TASK: Skip the images and copy each record exactly as written.

[BEGIN DATA LINES]

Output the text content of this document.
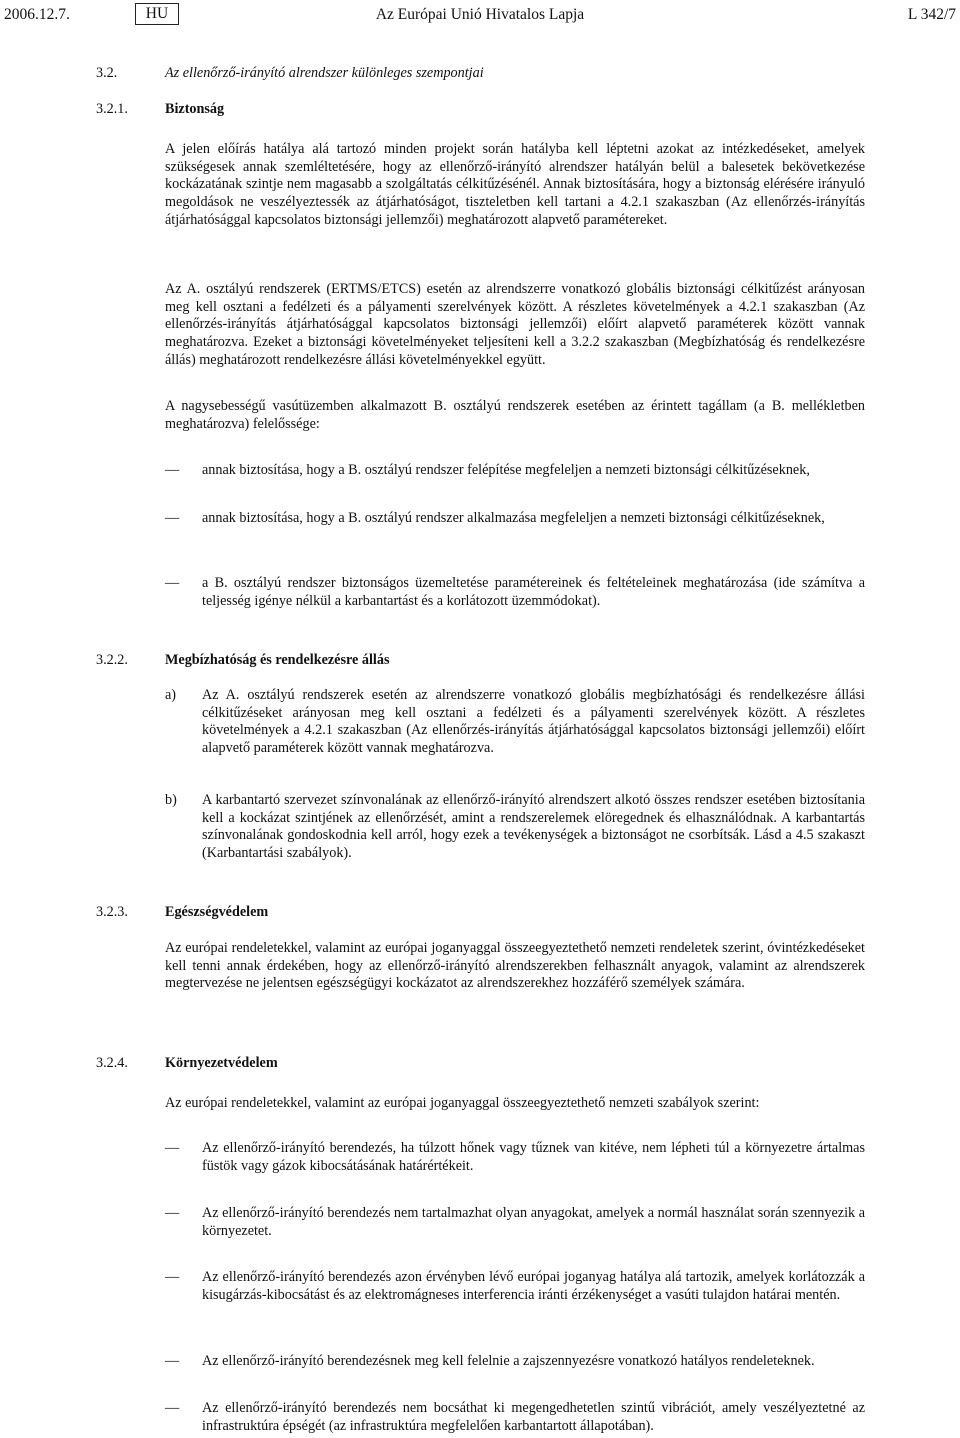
2006.12.7.	HU	Az Európai Unió Hivatalos Lapja	L 342/7
3.2.	Az ellenőrző-irányító alrendszer különleges szempontjai
3.2.1.	Biztonság
A jelen előírás hatálya alá tartozó minden projekt során hatályba kell léptetni azokat az intézkedéseket, amelyek szükségesek annak szemléltetésére, hogy az ellenőrző-irányító alrendszer hatályán belül a balesetek bekövetkezése kockázatának szintje nem magasabb a szolgáltatás célkitűzésénél. Annak biztosítására, hogy a biztonság elérésére irányuló megoldások ne veszélyeztessék az átjárhatóságot, tiszteletben kell tartani a 4.2.1 szakaszban (Az ellenőrzés-irányítás átjárhatósággal kapcsolatos biztonsági jellemzői) meghatározott alapvető paramétereket.
Az A. osztályú rendszerek (ERTMS/ETCS) esetén az alrendszerre vonatkozó globális biztonsági célkitűzést arányosan meg kell osztani a fedélzeti és a pályamenti szerelvények között. A részletes követelmények a 4.2.1 szakaszban (Az ellenőrzés-irányítás átjárhatósággal kapcsolatos biztonsági jellemzői) előírt alapvető paraméterek között vannak meghatározva. Ezeket a biztonsági követelményeket teljesíteni kell a 3.2.2 szakaszban (Megbízhatóság és rendelkezésre állás) meghatározott rendelkezésre állási követelményekkel együtt.
A nagysebességű vasútüzemben alkalmazott B. osztályú rendszerek esetében az érintett tagállam (a B. mellékletben meghatározva) felelőssége:
— annak biztosítása, hogy a B. osztályú rendszer felépítése megfeleljen a nemzeti biztonsági célkitűzéseknek,
— annak biztosítása, hogy a B. osztályú rendszer alkalmazása megfeleljen a nemzeti biztonsági célkitűzéseknek,
— a B. osztályú rendszer biztonságos üzemeltetése paramétereinek és feltételeinek meghatározása (ide számítva a teljesség igénye nélkül a karbantartást és a korlátozott üzemmódokat).
3.2.2.	Megbízhatóság és rendelkezésre állás
a) Az A. osztályú rendszerek esetén az alrendszerre vonatkozó globális megbízhatósági és rendelkezésre állási célkitűzéseket arányosan meg kell osztani a fedélzeti és a pályamenti szerelvények között. A részletes követelmények a 4.2.1 szakaszban (Az ellenőrzés-irányítás átjárhatósággal kapcsolatos biztonsági jellemzői) előírt alapvető paraméterek között vannak meghatározva.
b) A karbantartó szervezet színvonalának az ellenőrző-irányító alrendszert alkotó összes rendszer esetében biztosítania kell a kockázat szintjének az ellenőrzését, amint a rendszerelemek elöregednek és elhasználódnak. A karbantartás színvonalának gondoskodnia kell arról, hogy ezek a tevékenységek a biztonságot ne csorbítsák. Lásd a 4.5 szakaszt (Karbantartási szabályok).
3.2.3.	Egészségvédelem
Az európai rendeletekkel, valamint az európai joganyaggal összeegyeztethető nemzeti rendeletek szerint, óvintézkedéseket kell tenni annak érdekében, hogy az ellenőrző-irányító alrendszerekben felhasznált anyagok, valamint az alrendszerek megtervezése ne jelentsen egészségügyi kockázatot az alrendszerekhez hozzáférő személyek számára.
3.2.4.	Környezetvédelem
Az európai rendeletekkel, valamint az európai joganyaggal összeegyeztethető nemzeti szabályok szerint:
— Az ellenőrző-irányító berendezés, ha túlzott hőnek vagy tűznek van kitéve, nem lépheti túl a környezetre ártalmas füstök vagy gázok kibocsátásának határértékeit.
— Az ellenőrző-irányító berendezés nem tartalmazhat olyan anyagokat, amelyek a normál használat során szennyezik a környezetet.
— Az ellenőrző-irányító berendezés azon érvényben lévő európai joganyag hatálya alá tartozik, amelyek korlátozzák a kisugárzás-kibocsátást és az elektromágneses interferencia iránti érzékenységet a vasúti tulajdon határai mentén.
— Az ellenőrző-irányító berendezésnek meg kell felelnie a zajszennyezésre vonatkozó hatályos rendeleteknek.
— Az ellenőrző-irányító berendezés nem bocsáthat ki megengedhetetlen szintű vibrációt, amely veszélyeztetné az infrastruktúra épségét (az infrastruktúra megfelelően karbantartott állapotában).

[END DATA LINES]

SOLUTION BELOW:
Output the text content of this document.
2006.12.7.	HU	Az Európai Unió Hivatalos Lapja	L 342/7
3.2.	Az ellenőrző-irányító alrendszer különleges szempontjai
3.2.1.	Biztonság
A jelen előírás hatálya alá tartozó minden projekt során hatályba kell léptetni azokat az intézkedéseket, amelyek szükségesek annak szemléltetésére, hogy az ellenőrző-irányító alrendszer hatályán belül a balesetek bekövetkezése kockázatának szintje nem magasabb a szolgáltatás célkitűzésénél. Annak biztosítására, hogy a biztonság elérésére irányuló megoldások ne veszélyeztessék az átjárhatóságot, tiszteletben kell tartani a 4.2.1 szakaszban (Az ellenőrzés-irányítás átjárhatósággal kapcsolatos biztonsági jellemzői) meghatározott alapvető paramétereket.
Az A. osztályú rendszerek (ERTMS/ETCS) esetén az alrendszerre vonatkozó globális biztonsági célkitűzést arányosan meg kell osztani a fedélzeti és a pályamenti szerelvények között. A részletes követelmények a 4.2.1 szakaszban (Az ellenőrzés-irányítás átjárhatósággal kapcsolatos biztonsági jellemzői) előírt alapvető paraméterek között vannak meghatározva. Ezeket a biztonsági követelményeket teljesíteni kell a 3.2.2 szakaszban (Megbízhatóság és rendelkezésre állás) meghatározott rendelkezésre állási követelményekkel együtt.
A nagysebességű vasútüzemben alkalmazott B. osztályú rendszerek esetében az érintett tagállam (a B. mellékletben meghatározva) felelőssége:
— annak biztosítása, hogy a B. osztályú rendszer felépítése megfeleljen a nemzeti biztonsági célkitűzéseknek,
— annak biztosítása, hogy a B. osztályú rendszer alkalmazása megfeleljen a nemzeti biztonsági célkitűzéseknek,
— a B. osztályú rendszer biztonságos üzemeltetése paramétereinek és feltételeinek meghatározása (ide számítva a teljesség igénye nélkül a karbantartást és a korlátozott üzemmódokat).
3.2.2.	Megbízhatóság és rendelkezésre állás
a) Az A. osztályú rendszerek esetén az alrendszerre vonatkozó globális megbízhatósági és rendelkezésre állási célkitűzéseket arányosan meg kell osztani a fedélzeti és a pályamenti szerelvények között. A részletes követelmények a 4.2.1 szakaszban (Az ellenőrzés-irányítás átjárhatósággal kapcsolatos biztonsági jellemzői) előírt alapvető paraméterek között vannak meghatározva.
b) A karbantartó szervezet színvonalának az ellenőrző-irányító alrendszert alkotó összes rendszer esetében biztosítania kell a kockázat szintjének az ellenőrzését, amint a rendszerelemek elöregednek és elhasználódnak. A karbantartás színvonalának gondoskodnia kell arról, hogy ezek a tevékenységek a biztonságot ne csorbítsák. Lásd a 4.5 szakaszt (Karbantartási szabályok).
3.2.3.	Egészségvédelem
Az európai rendeletekkel, valamint az európai joganyaggal összeegyeztethető nemzeti rendeletek szerint, óvintézkedéseket kell tenni annak érdekében, hogy az ellenőrző-irányító alrendszerekben felhasznált anyagok, valamint az alrendszerek megtervezése ne jelentsen egészségügyi kockázatot az alrendszerekhez hozzáférő személyek számára.
3.2.4.	Környezetvédelem
Az európai rendeletekkel, valamint az európai joganyaggal összeegyeztethető nemzeti szabályok szerint:
— Az ellenőrző-irányító berendezés, ha túlzott hőnek vagy tűznek van kitéve, nem lépheti túl a környezetre ártalmas füstök vagy gázok kibocsátásának határértékeit.
— Az ellenőrző-irányító berendezés nem tartalmazhat olyan anyagokat, amelyek a normál használat során szennyezik a környezetet.
— Az ellenőrző-irányító berendezés azon érvényben lévő európai joganyag hatálya alá tartozik, amelyek korlátozzák a kisugárzás-kibocsátást és az elektromágneses interferencia iránti érzékenységet a vasúti tulajdon határai mentén.
— Az ellenőrző-irányító berendezésnek meg kell felelnie a zajszennyezésre vonatkozó hatályos rendeleteknek.
— Az ellenőrző-irányító berendezés nem bocsáthat ki megengedhetetlen szintű vibrációt, amely veszélyeztetné az infrastruktúra épségét (az infrastruktúra megfelelően karbantartott állapotában).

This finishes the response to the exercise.